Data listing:
- - - -
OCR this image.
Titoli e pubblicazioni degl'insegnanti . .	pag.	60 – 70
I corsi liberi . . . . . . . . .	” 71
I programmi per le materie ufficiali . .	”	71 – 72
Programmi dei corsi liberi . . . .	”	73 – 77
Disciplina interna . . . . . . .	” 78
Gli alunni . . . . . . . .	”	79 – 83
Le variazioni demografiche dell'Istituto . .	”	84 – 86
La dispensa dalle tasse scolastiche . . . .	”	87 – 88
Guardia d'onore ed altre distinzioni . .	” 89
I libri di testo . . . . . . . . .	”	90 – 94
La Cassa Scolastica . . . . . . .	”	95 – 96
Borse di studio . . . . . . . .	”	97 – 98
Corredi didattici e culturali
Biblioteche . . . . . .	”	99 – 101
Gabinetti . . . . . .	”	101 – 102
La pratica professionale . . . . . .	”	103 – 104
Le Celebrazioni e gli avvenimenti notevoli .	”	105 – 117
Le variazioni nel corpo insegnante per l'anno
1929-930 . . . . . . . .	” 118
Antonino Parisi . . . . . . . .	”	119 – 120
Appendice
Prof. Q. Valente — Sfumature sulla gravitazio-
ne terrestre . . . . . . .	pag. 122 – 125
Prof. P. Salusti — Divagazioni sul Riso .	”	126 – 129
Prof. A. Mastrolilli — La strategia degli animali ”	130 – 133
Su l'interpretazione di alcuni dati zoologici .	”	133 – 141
- - - -
For the material, find the number of lines holding the word "liberi" and give that figure and nothing more.

2